== Items from a data source ==
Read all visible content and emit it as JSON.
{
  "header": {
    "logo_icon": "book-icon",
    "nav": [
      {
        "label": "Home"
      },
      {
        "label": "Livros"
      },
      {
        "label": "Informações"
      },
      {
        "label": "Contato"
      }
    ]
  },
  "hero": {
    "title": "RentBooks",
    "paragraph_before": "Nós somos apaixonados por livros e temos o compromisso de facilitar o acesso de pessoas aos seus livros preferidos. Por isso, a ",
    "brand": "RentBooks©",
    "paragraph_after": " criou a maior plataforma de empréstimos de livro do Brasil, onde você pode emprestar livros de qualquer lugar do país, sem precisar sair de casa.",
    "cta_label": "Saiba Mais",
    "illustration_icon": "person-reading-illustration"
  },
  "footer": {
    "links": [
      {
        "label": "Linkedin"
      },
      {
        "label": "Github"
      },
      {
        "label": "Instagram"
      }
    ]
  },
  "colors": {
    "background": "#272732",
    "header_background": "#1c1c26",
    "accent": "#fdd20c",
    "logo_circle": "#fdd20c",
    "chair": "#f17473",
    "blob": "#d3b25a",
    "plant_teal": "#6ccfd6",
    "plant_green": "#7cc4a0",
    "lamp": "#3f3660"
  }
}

== Work instructions ==
Transcribe each record exactly. Leave nothing out.

== Response to this exercise ==
Read all visible content and emit it as JSON.
{
  "header": {
    "logo_icon": "book-icon",
    "nav": [
      {
        "label": "Home"
      },
      {
        "label": "Livros"
      },
      {
        "label": "Informações"
      },
      {
        "label": "Contato"
      }
    ]
  },
  "hero": {
    "title": "RentBooks",
    "paragraph_before": "Nós somos apaixonados por livros e temos o compromisso de facilitar o acesso de pessoas aos seus livros preferidos. Por isso, a ",
    "brand": "RentBooks©",
    "paragraph_after": " criou a maior plataforma de empréstimos de livro do Brasil, onde você pode emprestar livros de qualquer lugar do país, sem precisar sair de casa.",
    "cta_label": "Saiba Mais",
    "illustration_icon": "person-reading-illustration"
  },
  "footer": {
    "links": [
      {
        "label": "Linkedin"
      },
      {
        "label": "Github"
      },
      {
        "label": "Instagram"
      }
    ]
  },
  "colors": {
    "background": "#272732",
    "header_background": "#1c1c26",
    "accent": "#fdd20c",
    "logo_circle": "#fdd20c",
    "chair": "#f17473",
    "blob": "#d3b25a",
    "plant_teal": "#6ccfd6",
    "plant_green": "#7cc4a0",
    "lamp": "#3f3660"
  }
}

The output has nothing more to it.